■ Material supplied ■
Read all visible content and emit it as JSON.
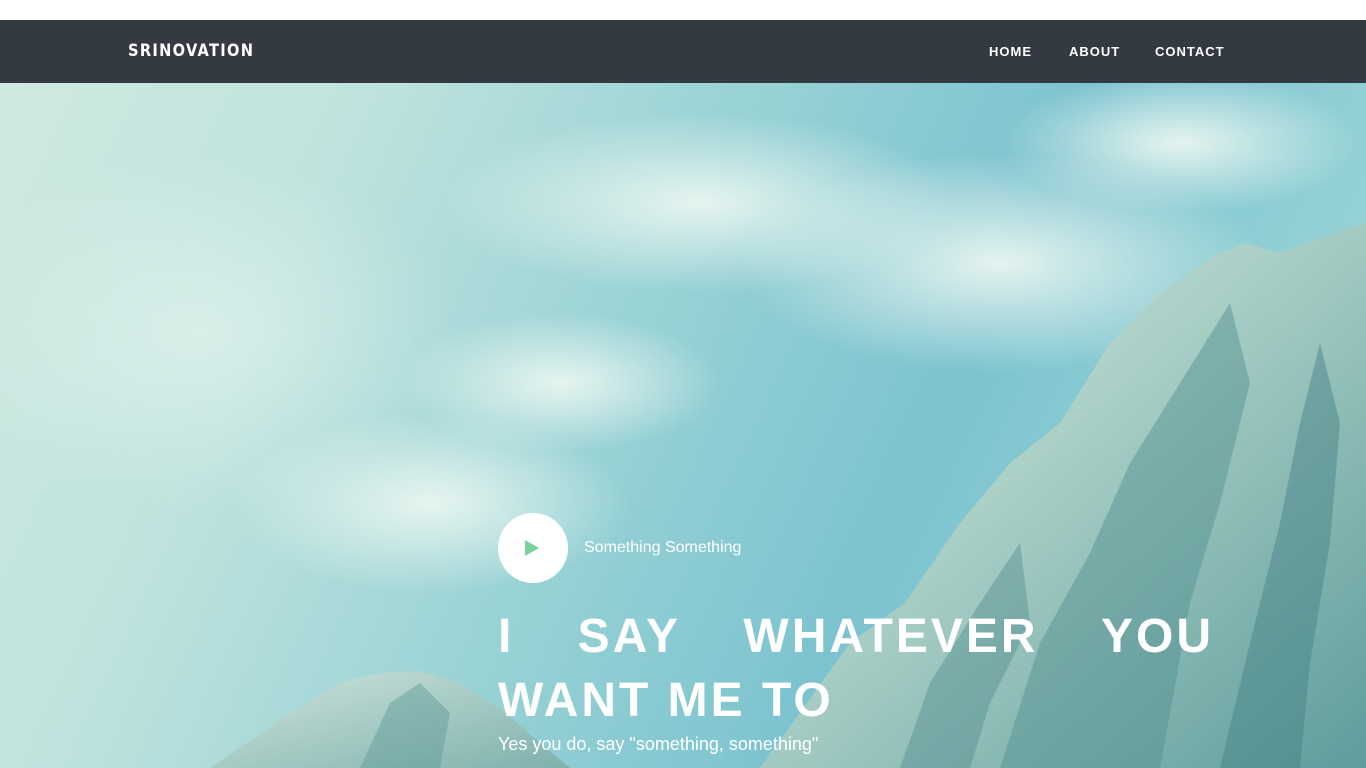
{
  "brand": "SRINOVATION",
  "nav": {
    "home": "HOME",
    "about": "ABOUT",
    "contact": "CONTACT"
  },
  "hero": {
    "play_label": "Something Something",
    "headline": "I SAY WHATEVER YOU WANT ME TO",
    "subline": "Yes you do, say \"something, something\""
  },
  "icons": {
    "play": "play-icon"
  },
  "colors": {
    "navbar": "#343a42",
    "play_accent": "#7bd29a",
    "text": "#ffffff"
  }
}
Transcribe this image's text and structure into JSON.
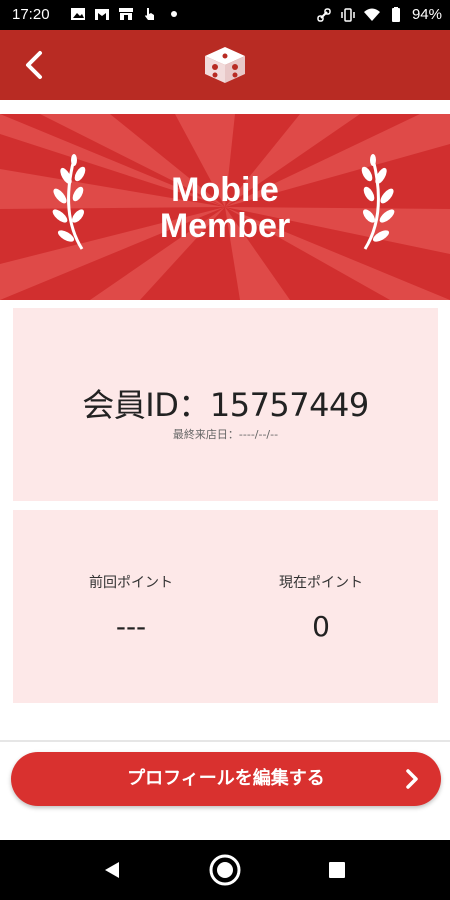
{
  "status_bar": {
    "time": "17:20",
    "battery": "94%",
    "left_icons": [
      "image-icon",
      "gmail-icon",
      "store-icon",
      "hand-icon",
      "dot-icon"
    ],
    "right_icons": [
      "link-icon",
      "vibrate-icon",
      "wifi-icon",
      "battery-icon"
    ]
  },
  "header": {
    "back_icon": "chevron-left-icon",
    "logo_icon": "dice-logo-icon",
    "background": "#b82b23"
  },
  "banner": {
    "title_line1": "Mobile",
    "title_line2": "Member",
    "background": "#d12f2f"
  },
  "member_card": {
    "member_id": "会員ID：15757449",
    "last_visit": "最終来店日：----/--/--"
  },
  "points_card": {
    "previous_label": "前回ポイント",
    "previous_value": "---",
    "current_label": "現在ポイント",
    "current_value": "0"
  },
  "edit_button": {
    "label": "プロフィールを編集する",
    "background": "#d9312f"
  },
  "nav_bar": {
    "icons": [
      "nav-back-icon",
      "nav-home-icon",
      "nav-recent-icon"
    ]
  }
}
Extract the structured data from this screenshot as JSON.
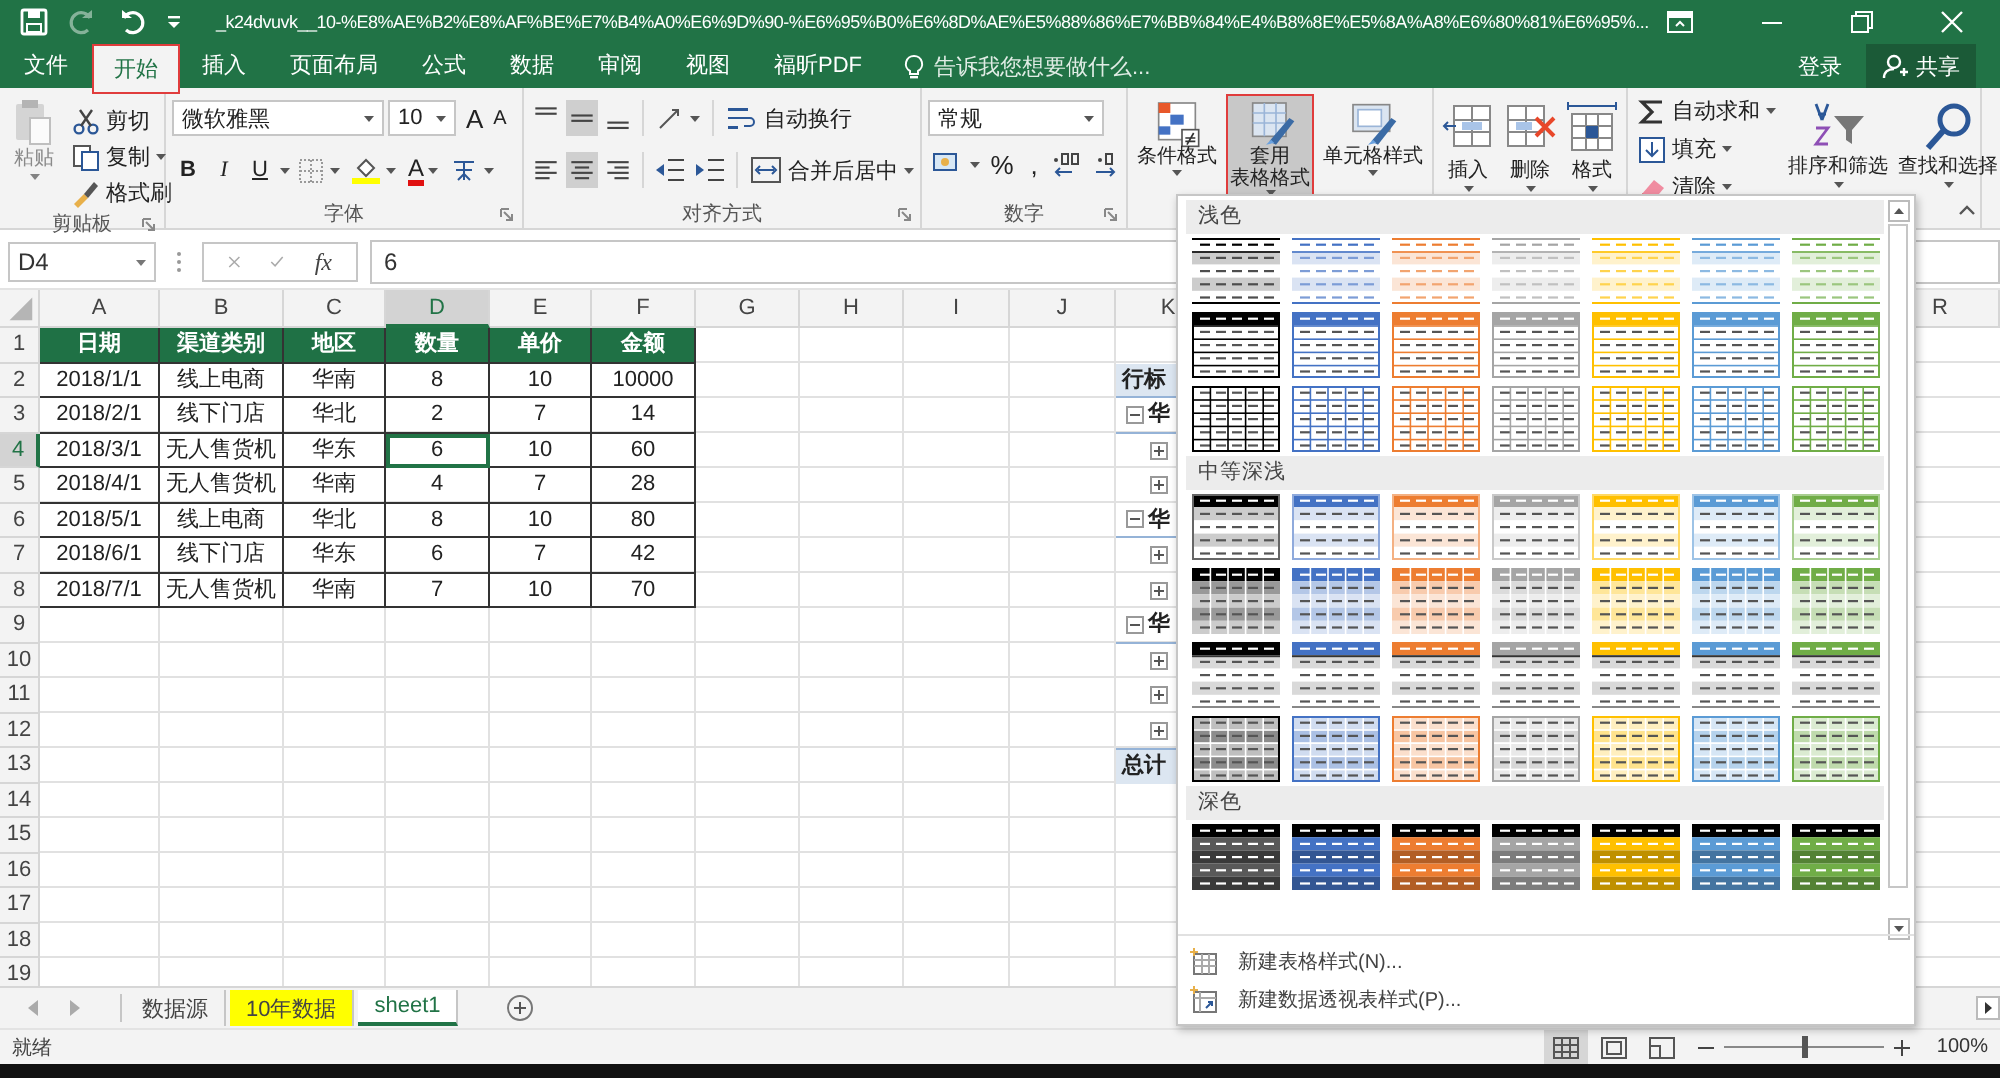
{
  "title_bar": {
    "quick_access": [
      {
        "kind": "save",
        "disabled": false
      },
      {
        "kind": "redo",
        "disabled": true
      },
      {
        "kind": "undo",
        "disabled": false
      }
    ],
    "title": "_k24dvuvk__10-%E8%AE%B2%E8%AF%BE%E7%B4%A0%E6%9D%90-%E6%95%B0%E6%8D%AE%E5%88%86%E7%BB%84%E4%B8%8E%E5%8A%A8%E6%80%81%E6%95%..."
  },
  "tabs": [
    {
      "label": "文件",
      "selected": false,
      "highlighted": false
    },
    {
      "label": "开始",
      "selected": true,
      "highlighted": true
    },
    {
      "label": "插入",
      "selected": false,
      "highlighted": false
    },
    {
      "label": "页面布局",
      "selected": false,
      "highlighted": false
    },
    {
      "label": "公式",
      "selected": false,
      "highlighted": false
    },
    {
      "label": "数据",
      "selected": false,
      "highlighted": false
    },
    {
      "label": "审阅",
      "selected": false,
      "highlighted": false
    },
    {
      "label": "视图",
      "selected": false,
      "highlighted": false
    },
    {
      "label": "福昕PDF",
      "selected": false,
      "highlighted": false
    }
  ],
  "tell_me": "告诉我您想要做什么...",
  "sign_in": "登录",
  "share": "共享",
  "ribbon": {
    "groups": [
      {
        "kind": "clipboard",
        "label": "剪贴板",
        "paste": {
          "label": "粘贴",
          "disabled": true
        },
        "commands": [
          "剪切",
          "复制",
          "格式刷"
        ]
      },
      {
        "kind": "font",
        "label": "字体",
        "font_name": "微软雅黑",
        "font_size": "10",
        "grow": "A",
        "shrink": "A",
        "styles": [
          "B",
          "I",
          "U"
        ],
        "font_color": "A"
      },
      {
        "kind": "alignment",
        "label": "对齐方式",
        "vertical": [
          {
            "selected": false
          },
          {
            "selected": true
          },
          {
            "selected": false
          }
        ],
        "horizontal": [
          {
            "selected": false
          },
          {
            "selected": true
          },
          {
            "selected": false
          }
        ],
        "wrap": "自动换行",
        "merge": "合并后居中"
      },
      {
        "kind": "number",
        "label": "数字",
        "format": "常规",
        "percent": "%",
        "comma": ","
      },
      {
        "kind": "styles",
        "buttons": [
          {
            "lines": [
              "条件格式"
            ],
            "selected": false,
            "highlighted": false
          },
          {
            "lines": [
              "套用",
              "表格格式"
            ],
            "selected": true,
            "highlighted": true
          },
          {
            "lines": [
              "单元格样式"
            ],
            "selected": false,
            "highlighted": false
          }
        ]
      },
      {
        "kind": "cells",
        "buttons": [
          "插入",
          "删除",
          "格式"
        ]
      },
      {
        "kind": "editing",
        "commands": [
          "自动求和",
          "填充",
          "清除"
        ],
        "buttons": [
          "排序和筛选",
          "查找和选择"
        ]
      }
    ]
  },
  "formula_bar": {
    "name_box": "D4",
    "function_button": "fx",
    "value": "6"
  },
  "sheet": {
    "columns": [
      {
        "label": "A",
        "selected": false
      },
      {
        "label": "B",
        "selected": false
      },
      {
        "label": "C",
        "selected": false
      },
      {
        "label": "D",
        "selected": true
      },
      {
        "label": "E",
        "selected": false
      },
      {
        "label": "F",
        "selected": false
      },
      {
        "label": "G",
        "selected": false
      },
      {
        "label": "H",
        "selected": false
      },
      {
        "label": "I",
        "selected": false
      },
      {
        "label": "J",
        "selected": false
      },
      {
        "label": "K",
        "selected": false
      },
      {
        "label": "R",
        "selected": false
      }
    ],
    "rows": [
      {
        "label": "1",
        "selected": false
      },
      {
        "label": "2",
        "selected": false
      },
      {
        "label": "3",
        "selected": false
      },
      {
        "label": "4",
        "selected": true
      },
      {
        "label": "5",
        "selected": false
      },
      {
        "label": "6",
        "selected": false
      },
      {
        "label": "7",
        "selected": false
      },
      {
        "label": "8",
        "selected": false
      },
      {
        "label": "9",
        "selected": false
      },
      {
        "label": "10",
        "selected": false
      },
      {
        "label": "11",
        "selected": false
      },
      {
        "label": "12",
        "selected": false
      },
      {
        "label": "13",
        "selected": false
      },
      {
        "label": "14",
        "selected": false
      },
      {
        "label": "15",
        "selected": false
      },
      {
        "label": "16",
        "selected": false
      },
      {
        "label": "17",
        "selected": false
      },
      {
        "label": "18",
        "selected": false
      },
      {
        "label": "19",
        "selected": false
      }
    ],
    "table": {
      "header": [
        "日期",
        "渠道类别",
        "地区",
        "数量",
        "单价",
        "金额"
      ],
      "rows": [
        [
          "2018/1/1",
          "线上电商",
          "华南",
          "8",
          "10",
          "10000"
        ],
        [
          "2018/2/1",
          "线下门店",
          "华北",
          "2",
          "7",
          "14"
        ],
        [
          "2018/3/1",
          "无人售货机",
          "华东",
          "6",
          "10",
          "60"
        ],
        [
          "2018/4/1",
          "无人售货机",
          "华南",
          "4",
          "7",
          "28"
        ],
        [
          "2018/5/1",
          "线上电商",
          "华北",
          "8",
          "10",
          "80"
        ],
        [
          "2018/6/1",
          "线下门店",
          "华东",
          "6",
          "7",
          "42"
        ],
        [
          "2018/7/1",
          "无人售货机",
          "华南",
          "7",
          "10",
          "70"
        ]
      ]
    },
    "pivot": [
      {
        "kind": "header",
        "text": "行标"
      },
      {
        "kind": "group",
        "text": "华"
      },
      {
        "kind": "item"
      },
      {
        "kind": "item"
      },
      {
        "kind": "group",
        "text": "华"
      },
      {
        "kind": "item"
      },
      {
        "kind": "item"
      },
      {
        "kind": "group",
        "text": "华"
      },
      {
        "kind": "item"
      },
      {
        "kind": "item"
      },
      {
        "kind": "item"
      },
      {
        "kind": "total",
        "text": "总计"
      }
    ]
  },
  "gallery": {
    "sections": [
      {
        "title": "浅色",
        "rows": [
          {
            "kind": "light-banded",
            "styles": [
              {
                "color": "#000000"
              },
              {
                "color": "#4472c4"
              },
              {
                "color": "#ed7d31"
              },
              {
                "color": "#a5a5a5"
              },
              {
                "color": "#ffc000"
              },
              {
                "color": "#5b9bd5"
              },
              {
                "color": "#70ad47"
              }
            ]
          },
          {
            "kind": "light-header",
            "styles": [
              {
                "color": "#000000"
              },
              {
                "color": "#4472c4"
              },
              {
                "color": "#ed7d31"
              },
              {
                "color": "#a5a5a5"
              },
              {
                "color": "#ffc000"
              },
              {
                "color": "#5b9bd5"
              },
              {
                "color": "#70ad47"
              }
            ]
          },
          {
            "kind": "light-grid",
            "styles": [
              {
                "color": "#000000"
              },
              {
                "color": "#4472c4"
              },
              {
                "color": "#ed7d31"
              },
              {
                "color": "#a5a5a5"
              },
              {
                "color": "#ffc000"
              },
              {
                "color": "#5b9bd5"
              },
              {
                "color": "#70ad47"
              }
            ]
          }
        ]
      },
      {
        "title": "中等深浅",
        "rows": [
          {
            "kind": "medium-banded",
            "styles": [
              {
                "color": "#000000"
              },
              {
                "color": "#4472c4"
              },
              {
                "color": "#ed7d31"
              },
              {
                "color": "#a5a5a5"
              },
              {
                "color": "#ffc000"
              },
              {
                "color": "#5b9bd5"
              },
              {
                "color": "#70ad47"
              }
            ]
          },
          {
            "kind": "medium-tinted",
            "styles": [
              {
                "color": "#000000"
              },
              {
                "color": "#4472c4"
              },
              {
                "color": "#ed7d31"
              },
              {
                "color": "#a5a5a5"
              },
              {
                "color": "#ffc000"
              },
              {
                "color": "#5b9bd5"
              },
              {
                "color": "#70ad47"
              }
            ]
          },
          {
            "kind": "medium-topbar",
            "styles": [
              {
                "color": "#000000"
              },
              {
                "color": "#4472c4"
              },
              {
                "color": "#ed7d31"
              },
              {
                "color": "#a5a5a5"
              },
              {
                "color": "#ffc000"
              },
              {
                "color": "#5b9bd5"
              },
              {
                "color": "#70ad47"
              }
            ]
          },
          {
            "kind": "medium-grid",
            "styles": [
              {
                "color": "#000000"
              },
              {
                "color": "#4472c4"
              },
              {
                "color": "#ed7d31"
              },
              {
                "color": "#a5a5a5"
              },
              {
                "color": "#ffc000"
              },
              {
                "color": "#5b9bd5"
              },
              {
                "color": "#70ad47"
              }
            ]
          }
        ]
      },
      {
        "title": "深色",
        "rows": [
          {
            "kind": "dark",
            "styles": [
              {
                "color": "#000000"
              },
              {
                "color": "#4472c4"
              },
              {
                "color": "#ed7d31"
              },
              {
                "color": "#a5a5a5"
              },
              {
                "color": "#ffc000"
              },
              {
                "color": "#5b9bd5"
              },
              {
                "color": "#70ad47"
              }
            ]
          }
        ]
      }
    ],
    "footer": [
      {
        "kind": "table",
        "label": "新建表格样式(N)..."
      },
      {
        "kind": "pivot",
        "label": "新建数据透视表样式(P)..."
      }
    ]
  },
  "sheet_tabs": [
    {
      "label": "数据源",
      "selected": false
    },
    {
      "label": "10年数据",
      "selected": false,
      "color": "#ffff00"
    },
    {
      "label": "sheet1",
      "selected": true
    }
  ],
  "status_bar": {
    "status": "就绪",
    "views": [
      {
        "kind": "normal",
        "selected": true
      },
      {
        "kind": "page-layout",
        "selected": false
      },
      {
        "kind": "page-break",
        "selected": false
      }
    ],
    "zoom": {
      "level": 0.5,
      "value": "100%"
    }
  }
}
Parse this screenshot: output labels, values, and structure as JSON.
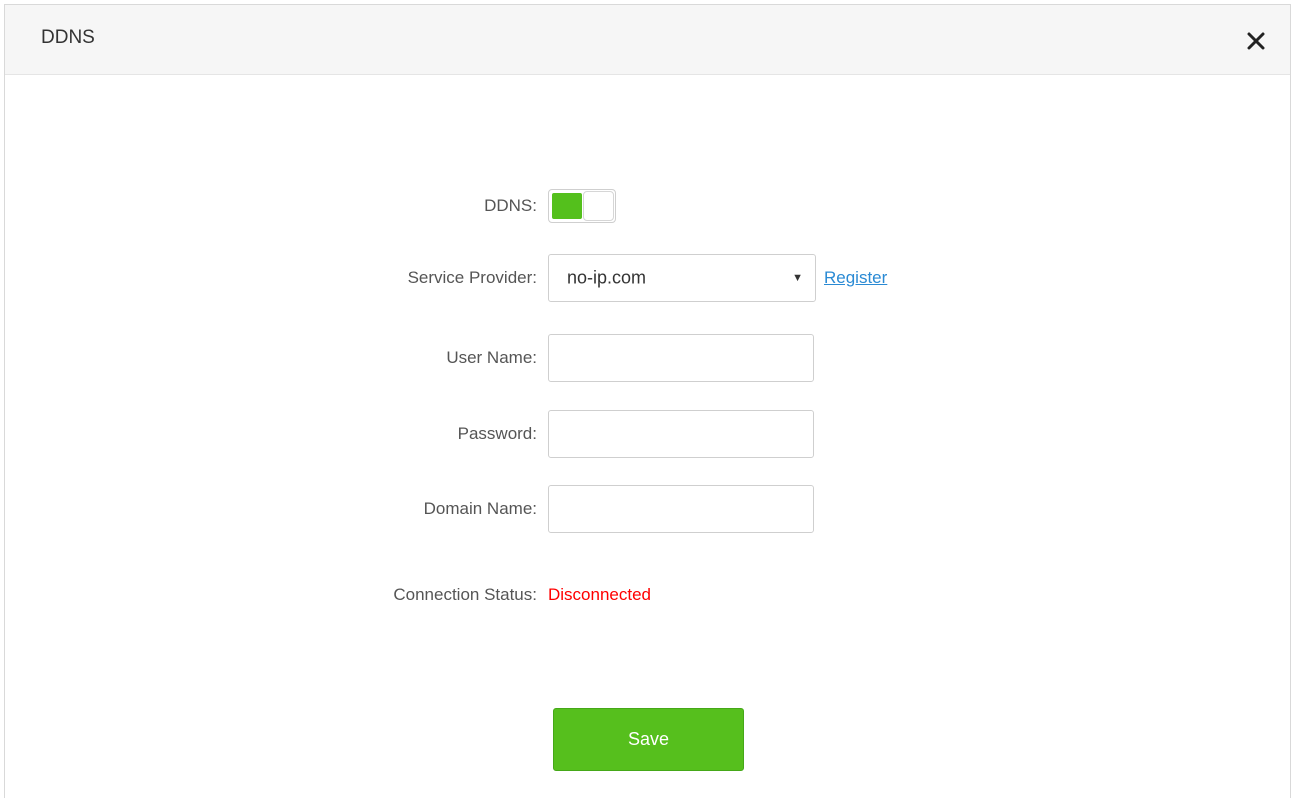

■ Short task ■
Copy each line of the records containing the string "background".

■ Output below ■
    "background": "#b82b23"
    "background": "#d12f2f"
    "background": "#d9312f"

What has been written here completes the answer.